DATASET RECORDS start

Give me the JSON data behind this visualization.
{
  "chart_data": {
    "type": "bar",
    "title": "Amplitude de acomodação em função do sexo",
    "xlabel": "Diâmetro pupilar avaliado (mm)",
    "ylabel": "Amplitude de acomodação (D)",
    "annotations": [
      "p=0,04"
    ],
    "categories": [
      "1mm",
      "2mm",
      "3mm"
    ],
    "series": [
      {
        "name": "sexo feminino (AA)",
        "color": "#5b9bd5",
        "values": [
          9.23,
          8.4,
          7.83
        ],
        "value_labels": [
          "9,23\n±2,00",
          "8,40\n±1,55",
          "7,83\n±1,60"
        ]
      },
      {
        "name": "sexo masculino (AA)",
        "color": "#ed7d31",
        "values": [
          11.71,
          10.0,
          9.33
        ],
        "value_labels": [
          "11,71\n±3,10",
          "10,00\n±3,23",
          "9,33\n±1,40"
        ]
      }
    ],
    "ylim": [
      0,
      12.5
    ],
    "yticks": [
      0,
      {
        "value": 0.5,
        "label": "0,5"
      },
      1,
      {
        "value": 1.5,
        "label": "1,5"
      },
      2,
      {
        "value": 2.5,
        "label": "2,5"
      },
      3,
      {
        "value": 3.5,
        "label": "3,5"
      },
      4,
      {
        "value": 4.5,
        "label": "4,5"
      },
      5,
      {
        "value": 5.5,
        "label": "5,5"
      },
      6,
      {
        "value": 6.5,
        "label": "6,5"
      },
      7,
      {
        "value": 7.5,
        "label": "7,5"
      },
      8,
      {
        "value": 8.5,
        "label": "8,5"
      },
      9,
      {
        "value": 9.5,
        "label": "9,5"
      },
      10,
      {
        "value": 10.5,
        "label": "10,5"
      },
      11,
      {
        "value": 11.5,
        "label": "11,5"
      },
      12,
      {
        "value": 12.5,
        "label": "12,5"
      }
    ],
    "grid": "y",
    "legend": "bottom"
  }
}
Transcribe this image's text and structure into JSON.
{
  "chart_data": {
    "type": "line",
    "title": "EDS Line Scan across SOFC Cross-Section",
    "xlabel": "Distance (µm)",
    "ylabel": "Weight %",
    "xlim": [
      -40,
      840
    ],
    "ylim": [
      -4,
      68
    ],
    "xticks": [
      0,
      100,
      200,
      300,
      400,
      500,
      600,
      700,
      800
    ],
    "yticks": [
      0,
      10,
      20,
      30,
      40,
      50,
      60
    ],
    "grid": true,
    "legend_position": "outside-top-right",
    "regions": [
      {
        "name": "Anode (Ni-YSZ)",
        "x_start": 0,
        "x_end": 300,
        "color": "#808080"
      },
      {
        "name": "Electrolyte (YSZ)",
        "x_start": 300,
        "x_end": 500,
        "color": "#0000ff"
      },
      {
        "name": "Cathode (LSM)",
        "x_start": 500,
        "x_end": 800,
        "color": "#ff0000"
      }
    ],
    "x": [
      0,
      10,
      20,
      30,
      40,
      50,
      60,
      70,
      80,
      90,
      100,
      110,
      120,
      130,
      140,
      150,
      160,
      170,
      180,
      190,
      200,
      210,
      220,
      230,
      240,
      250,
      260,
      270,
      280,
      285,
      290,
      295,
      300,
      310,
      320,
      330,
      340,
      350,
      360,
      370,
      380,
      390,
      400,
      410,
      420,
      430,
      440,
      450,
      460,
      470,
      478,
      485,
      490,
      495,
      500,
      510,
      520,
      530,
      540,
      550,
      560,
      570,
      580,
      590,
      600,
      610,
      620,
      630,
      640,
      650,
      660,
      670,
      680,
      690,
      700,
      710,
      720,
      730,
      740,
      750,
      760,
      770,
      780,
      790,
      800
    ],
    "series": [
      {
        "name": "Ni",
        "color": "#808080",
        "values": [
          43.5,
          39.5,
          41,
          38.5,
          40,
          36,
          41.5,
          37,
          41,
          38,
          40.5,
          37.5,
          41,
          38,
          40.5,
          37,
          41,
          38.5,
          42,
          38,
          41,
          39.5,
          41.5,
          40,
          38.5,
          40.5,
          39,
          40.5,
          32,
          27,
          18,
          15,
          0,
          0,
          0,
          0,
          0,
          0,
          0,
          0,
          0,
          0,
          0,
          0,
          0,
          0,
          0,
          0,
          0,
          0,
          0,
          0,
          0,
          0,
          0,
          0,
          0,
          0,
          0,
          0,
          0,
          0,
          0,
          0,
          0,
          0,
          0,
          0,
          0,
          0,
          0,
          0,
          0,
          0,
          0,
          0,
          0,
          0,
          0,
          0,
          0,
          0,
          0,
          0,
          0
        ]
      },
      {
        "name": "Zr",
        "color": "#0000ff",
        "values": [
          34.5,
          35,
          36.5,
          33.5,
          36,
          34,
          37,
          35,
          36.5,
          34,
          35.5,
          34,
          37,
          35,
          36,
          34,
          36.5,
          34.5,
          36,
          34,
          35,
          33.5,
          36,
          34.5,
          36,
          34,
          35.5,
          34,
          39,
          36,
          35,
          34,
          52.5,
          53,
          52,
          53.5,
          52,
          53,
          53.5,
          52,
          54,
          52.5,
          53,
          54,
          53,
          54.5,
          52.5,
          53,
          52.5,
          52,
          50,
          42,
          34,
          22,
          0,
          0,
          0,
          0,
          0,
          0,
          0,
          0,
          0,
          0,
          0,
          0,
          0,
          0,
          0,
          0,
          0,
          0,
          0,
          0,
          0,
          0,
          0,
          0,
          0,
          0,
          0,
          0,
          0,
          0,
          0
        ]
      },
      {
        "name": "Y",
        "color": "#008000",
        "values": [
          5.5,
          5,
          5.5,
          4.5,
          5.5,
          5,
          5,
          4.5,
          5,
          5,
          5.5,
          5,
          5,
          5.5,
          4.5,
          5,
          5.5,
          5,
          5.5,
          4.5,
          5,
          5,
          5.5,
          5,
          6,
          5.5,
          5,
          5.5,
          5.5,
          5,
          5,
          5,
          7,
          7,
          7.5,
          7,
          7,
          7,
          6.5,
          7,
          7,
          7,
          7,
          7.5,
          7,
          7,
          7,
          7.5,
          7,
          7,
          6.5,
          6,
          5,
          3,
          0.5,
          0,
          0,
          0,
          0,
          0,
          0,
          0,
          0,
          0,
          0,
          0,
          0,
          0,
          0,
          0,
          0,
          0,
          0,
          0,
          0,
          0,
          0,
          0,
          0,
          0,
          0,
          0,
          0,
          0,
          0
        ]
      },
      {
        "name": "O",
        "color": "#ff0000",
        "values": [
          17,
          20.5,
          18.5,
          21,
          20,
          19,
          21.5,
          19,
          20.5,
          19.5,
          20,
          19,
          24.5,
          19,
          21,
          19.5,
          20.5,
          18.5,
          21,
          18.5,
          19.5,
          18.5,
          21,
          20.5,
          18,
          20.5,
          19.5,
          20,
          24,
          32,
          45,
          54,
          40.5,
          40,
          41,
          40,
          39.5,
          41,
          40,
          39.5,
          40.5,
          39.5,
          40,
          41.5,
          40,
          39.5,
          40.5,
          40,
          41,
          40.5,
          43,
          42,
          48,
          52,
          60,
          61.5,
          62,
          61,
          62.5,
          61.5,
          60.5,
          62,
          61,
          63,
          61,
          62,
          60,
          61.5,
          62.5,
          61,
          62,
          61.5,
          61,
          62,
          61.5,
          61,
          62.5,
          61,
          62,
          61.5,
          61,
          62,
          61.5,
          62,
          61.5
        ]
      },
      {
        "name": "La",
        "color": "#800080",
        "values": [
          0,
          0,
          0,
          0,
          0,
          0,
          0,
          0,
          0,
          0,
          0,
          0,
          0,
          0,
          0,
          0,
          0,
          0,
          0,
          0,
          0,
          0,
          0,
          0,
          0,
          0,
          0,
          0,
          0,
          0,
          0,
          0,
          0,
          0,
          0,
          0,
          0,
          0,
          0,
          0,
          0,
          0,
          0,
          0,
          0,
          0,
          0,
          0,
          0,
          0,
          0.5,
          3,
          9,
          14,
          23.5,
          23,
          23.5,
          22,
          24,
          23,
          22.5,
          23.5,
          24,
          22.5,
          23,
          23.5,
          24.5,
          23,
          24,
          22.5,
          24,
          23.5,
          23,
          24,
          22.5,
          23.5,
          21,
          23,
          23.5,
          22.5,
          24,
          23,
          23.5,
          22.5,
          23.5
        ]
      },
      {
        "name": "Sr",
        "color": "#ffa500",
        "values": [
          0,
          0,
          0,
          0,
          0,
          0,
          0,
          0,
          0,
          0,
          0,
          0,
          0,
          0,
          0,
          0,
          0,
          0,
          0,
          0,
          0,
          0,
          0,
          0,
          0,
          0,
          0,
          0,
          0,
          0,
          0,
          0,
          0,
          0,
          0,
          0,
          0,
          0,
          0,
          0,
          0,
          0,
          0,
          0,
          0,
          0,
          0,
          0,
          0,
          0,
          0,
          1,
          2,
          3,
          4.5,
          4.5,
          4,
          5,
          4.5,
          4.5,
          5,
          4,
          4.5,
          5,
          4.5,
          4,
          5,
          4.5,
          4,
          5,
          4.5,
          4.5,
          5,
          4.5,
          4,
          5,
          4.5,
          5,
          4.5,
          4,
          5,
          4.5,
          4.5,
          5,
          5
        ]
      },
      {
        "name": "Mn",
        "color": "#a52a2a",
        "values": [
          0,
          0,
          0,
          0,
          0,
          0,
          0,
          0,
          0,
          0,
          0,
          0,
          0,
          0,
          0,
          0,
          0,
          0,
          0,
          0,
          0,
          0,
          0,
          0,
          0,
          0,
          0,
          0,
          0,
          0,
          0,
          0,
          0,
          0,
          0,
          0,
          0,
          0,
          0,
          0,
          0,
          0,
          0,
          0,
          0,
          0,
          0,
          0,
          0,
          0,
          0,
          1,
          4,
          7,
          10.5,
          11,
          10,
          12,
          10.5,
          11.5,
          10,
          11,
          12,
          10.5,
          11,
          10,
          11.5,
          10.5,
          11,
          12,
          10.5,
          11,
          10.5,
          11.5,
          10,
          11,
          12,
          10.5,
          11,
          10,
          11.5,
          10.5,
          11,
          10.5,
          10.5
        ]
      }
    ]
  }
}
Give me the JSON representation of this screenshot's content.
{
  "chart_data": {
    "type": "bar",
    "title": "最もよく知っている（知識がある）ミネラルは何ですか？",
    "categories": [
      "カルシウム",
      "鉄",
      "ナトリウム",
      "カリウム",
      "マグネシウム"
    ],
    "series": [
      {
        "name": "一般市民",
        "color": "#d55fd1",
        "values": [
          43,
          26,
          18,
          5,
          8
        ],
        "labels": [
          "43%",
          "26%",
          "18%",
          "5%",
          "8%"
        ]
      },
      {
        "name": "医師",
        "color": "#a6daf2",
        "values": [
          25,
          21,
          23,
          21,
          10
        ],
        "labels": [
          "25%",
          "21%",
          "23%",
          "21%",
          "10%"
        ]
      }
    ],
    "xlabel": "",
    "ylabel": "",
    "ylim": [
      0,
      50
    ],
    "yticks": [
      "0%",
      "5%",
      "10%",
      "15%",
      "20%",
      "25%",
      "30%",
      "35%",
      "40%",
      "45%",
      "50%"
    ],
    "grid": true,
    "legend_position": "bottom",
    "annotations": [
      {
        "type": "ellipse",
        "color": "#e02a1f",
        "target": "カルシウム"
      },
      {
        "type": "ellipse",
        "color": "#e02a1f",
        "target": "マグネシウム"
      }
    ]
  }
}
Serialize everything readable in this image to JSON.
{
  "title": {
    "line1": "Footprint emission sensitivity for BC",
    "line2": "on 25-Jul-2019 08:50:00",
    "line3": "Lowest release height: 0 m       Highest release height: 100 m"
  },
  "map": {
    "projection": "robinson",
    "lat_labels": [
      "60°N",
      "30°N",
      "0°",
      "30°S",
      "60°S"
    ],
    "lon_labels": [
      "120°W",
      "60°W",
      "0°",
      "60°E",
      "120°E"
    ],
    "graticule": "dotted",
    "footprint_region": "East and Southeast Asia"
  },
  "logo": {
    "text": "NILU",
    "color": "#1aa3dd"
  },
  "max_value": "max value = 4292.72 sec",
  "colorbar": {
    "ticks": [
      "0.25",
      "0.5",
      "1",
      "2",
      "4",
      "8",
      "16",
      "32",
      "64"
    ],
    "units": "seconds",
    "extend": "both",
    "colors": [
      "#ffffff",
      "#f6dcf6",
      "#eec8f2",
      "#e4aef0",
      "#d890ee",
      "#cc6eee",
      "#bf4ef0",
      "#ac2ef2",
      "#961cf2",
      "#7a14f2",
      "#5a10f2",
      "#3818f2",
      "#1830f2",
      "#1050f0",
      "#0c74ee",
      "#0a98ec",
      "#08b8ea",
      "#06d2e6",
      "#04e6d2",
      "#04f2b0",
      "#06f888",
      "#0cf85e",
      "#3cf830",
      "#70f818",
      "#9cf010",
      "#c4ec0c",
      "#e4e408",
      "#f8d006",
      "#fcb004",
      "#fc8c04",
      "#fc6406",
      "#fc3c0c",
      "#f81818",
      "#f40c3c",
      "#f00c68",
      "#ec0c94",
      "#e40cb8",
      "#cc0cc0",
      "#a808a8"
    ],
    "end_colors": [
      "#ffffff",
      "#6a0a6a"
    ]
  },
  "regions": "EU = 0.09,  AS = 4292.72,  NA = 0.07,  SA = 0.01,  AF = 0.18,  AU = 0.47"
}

DATASET RECORDS end

* REQUIRED TASK:
Provide only the number of lines in the records containing the string "Give".

* ANSWER TO THE EXERCISE:
2